◆ **Exercise**: Using the records provided below, locate and copy each line that contains the word "плоскостях".

(Raw records)
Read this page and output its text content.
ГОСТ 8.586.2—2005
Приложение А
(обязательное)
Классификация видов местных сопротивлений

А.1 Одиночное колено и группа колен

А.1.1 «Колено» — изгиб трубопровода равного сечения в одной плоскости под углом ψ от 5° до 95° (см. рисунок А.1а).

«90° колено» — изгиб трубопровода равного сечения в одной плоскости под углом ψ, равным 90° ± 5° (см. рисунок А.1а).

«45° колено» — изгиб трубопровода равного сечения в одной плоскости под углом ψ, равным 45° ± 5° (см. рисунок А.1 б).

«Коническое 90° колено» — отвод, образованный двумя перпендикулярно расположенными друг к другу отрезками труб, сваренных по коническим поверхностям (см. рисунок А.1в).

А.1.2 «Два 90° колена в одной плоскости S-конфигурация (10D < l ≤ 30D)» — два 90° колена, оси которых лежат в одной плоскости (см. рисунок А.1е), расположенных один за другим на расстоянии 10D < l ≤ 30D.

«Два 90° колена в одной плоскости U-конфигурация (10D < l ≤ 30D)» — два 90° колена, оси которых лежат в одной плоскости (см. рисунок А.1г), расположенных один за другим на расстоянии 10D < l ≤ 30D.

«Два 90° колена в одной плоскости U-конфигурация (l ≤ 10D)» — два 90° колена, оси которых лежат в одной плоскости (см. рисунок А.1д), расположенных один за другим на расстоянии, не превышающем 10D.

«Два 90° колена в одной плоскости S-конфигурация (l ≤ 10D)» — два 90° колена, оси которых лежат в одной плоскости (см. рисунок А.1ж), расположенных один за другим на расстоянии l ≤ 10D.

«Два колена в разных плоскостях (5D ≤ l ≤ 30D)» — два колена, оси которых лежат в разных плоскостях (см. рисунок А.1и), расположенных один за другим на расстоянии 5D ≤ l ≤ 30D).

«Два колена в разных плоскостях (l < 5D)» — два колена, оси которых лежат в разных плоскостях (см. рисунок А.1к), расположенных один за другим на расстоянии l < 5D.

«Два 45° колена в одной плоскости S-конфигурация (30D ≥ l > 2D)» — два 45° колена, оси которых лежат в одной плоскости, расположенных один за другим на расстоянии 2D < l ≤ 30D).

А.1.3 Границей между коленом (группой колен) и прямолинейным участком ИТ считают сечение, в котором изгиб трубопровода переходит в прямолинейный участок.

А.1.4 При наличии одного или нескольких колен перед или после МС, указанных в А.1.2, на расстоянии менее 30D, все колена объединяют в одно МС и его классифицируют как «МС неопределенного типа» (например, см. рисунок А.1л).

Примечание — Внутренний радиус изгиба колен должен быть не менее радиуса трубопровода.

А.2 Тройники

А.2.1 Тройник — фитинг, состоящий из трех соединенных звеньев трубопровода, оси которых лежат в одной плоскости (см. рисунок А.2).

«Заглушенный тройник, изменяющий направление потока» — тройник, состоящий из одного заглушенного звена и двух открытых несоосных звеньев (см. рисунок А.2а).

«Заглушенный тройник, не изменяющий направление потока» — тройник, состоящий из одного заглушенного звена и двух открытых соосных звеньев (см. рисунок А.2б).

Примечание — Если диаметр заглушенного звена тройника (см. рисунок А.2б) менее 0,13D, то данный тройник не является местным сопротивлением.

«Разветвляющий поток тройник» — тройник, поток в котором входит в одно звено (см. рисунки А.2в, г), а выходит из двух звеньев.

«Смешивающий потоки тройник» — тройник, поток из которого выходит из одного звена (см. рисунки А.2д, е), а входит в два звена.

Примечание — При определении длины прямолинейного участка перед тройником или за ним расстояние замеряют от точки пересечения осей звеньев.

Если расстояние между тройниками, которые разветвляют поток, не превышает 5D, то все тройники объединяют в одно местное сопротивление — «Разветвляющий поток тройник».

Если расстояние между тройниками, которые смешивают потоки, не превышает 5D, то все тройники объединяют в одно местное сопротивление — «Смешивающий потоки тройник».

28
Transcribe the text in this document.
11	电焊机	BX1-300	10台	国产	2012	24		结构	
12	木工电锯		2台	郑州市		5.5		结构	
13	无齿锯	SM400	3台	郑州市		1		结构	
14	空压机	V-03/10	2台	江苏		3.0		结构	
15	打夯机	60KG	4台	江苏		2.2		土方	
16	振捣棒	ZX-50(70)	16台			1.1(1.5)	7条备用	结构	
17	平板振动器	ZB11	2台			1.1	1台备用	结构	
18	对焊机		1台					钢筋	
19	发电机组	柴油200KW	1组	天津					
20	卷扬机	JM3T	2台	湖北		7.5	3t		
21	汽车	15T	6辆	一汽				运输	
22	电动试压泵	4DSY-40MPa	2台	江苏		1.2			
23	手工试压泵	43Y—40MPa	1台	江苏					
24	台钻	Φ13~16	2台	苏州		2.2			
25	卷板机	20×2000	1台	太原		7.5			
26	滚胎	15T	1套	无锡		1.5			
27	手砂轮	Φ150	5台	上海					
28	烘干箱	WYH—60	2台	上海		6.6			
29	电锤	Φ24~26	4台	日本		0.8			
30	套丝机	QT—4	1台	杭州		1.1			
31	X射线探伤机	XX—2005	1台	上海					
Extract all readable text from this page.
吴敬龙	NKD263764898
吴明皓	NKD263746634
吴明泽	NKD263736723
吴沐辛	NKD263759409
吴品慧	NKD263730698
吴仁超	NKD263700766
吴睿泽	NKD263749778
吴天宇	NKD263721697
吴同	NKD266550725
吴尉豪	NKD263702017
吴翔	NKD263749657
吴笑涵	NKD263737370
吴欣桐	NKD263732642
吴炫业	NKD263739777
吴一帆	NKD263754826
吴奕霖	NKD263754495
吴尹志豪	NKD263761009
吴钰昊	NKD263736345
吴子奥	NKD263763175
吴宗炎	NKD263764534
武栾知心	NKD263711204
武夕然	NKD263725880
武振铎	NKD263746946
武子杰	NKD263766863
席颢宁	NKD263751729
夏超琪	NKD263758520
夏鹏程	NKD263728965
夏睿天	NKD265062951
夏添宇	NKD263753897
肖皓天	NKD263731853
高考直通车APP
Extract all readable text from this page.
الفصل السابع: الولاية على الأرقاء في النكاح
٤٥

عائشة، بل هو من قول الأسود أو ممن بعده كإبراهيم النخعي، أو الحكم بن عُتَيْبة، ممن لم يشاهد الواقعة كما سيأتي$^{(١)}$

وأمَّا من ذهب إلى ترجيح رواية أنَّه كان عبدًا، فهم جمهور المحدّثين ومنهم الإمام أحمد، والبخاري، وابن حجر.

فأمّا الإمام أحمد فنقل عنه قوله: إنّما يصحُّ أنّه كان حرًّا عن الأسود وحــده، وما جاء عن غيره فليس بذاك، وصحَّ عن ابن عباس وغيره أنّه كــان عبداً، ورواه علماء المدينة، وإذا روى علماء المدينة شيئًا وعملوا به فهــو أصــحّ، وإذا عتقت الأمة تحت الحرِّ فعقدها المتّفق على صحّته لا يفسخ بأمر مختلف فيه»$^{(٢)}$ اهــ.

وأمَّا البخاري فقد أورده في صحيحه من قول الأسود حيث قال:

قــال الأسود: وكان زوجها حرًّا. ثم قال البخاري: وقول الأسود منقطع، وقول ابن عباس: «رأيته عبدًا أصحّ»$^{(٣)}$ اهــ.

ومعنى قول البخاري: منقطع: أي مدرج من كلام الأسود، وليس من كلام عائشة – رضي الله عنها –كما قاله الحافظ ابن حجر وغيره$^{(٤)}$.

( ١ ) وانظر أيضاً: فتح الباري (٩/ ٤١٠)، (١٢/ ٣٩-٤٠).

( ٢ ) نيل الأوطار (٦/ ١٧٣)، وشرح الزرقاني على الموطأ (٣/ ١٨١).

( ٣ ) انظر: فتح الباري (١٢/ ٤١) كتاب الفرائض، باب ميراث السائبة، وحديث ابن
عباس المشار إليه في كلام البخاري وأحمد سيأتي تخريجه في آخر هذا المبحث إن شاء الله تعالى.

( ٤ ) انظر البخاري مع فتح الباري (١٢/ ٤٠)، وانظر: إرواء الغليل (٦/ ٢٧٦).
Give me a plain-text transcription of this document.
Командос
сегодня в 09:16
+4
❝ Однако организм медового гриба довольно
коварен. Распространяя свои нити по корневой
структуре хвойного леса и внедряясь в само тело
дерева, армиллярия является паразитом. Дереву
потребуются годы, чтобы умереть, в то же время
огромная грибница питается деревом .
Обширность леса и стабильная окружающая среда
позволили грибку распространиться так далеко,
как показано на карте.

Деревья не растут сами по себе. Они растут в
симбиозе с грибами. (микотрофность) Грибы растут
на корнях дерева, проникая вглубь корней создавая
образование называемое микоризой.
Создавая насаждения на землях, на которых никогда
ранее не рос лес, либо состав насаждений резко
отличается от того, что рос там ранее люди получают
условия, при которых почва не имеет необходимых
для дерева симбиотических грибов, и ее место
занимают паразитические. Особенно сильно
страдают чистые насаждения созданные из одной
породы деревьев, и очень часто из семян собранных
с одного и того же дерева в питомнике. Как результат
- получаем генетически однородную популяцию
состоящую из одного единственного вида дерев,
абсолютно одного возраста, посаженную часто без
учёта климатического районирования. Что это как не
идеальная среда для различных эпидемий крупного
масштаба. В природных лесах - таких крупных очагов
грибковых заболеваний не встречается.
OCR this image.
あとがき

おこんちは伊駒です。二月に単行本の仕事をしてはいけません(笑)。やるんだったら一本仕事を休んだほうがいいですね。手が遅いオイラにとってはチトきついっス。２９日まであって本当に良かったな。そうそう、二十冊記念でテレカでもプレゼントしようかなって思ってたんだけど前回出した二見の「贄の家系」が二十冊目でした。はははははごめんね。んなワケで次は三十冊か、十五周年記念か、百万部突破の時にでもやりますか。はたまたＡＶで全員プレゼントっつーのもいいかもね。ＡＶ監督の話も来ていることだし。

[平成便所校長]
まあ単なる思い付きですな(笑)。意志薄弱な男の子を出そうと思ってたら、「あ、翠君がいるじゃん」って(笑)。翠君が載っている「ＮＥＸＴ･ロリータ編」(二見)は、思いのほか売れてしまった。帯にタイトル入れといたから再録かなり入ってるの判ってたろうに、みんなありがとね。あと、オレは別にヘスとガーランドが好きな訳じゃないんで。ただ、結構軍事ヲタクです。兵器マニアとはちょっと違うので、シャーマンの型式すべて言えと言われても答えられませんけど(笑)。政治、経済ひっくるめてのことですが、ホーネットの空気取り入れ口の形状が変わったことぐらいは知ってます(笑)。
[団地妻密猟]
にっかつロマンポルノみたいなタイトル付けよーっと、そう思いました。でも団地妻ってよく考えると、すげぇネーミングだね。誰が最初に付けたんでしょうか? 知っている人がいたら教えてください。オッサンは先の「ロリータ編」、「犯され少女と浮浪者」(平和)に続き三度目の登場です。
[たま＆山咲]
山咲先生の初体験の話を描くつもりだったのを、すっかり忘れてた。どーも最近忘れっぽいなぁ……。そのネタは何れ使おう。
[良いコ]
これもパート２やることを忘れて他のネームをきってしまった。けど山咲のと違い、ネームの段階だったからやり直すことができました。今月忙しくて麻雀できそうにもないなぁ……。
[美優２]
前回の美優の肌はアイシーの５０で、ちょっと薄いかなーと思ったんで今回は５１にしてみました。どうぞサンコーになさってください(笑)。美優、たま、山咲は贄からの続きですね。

◆ **Exercise response**:
«Два колена в разных плоскостях (5D ≤ l ≤ 30D)» — два колена, оси которых лежат в разных плоскостях (см. рисунок А.1и), расположенных один за другим на расстоянии 5D ≤ l ≤ 30D).
«Два колена в разных плоскостях (l < 5D)» — два колена, оси которых лежат в разных плоскостях (см. рисунок А.1к), расположенных один за другим на расстоянии l < 5D.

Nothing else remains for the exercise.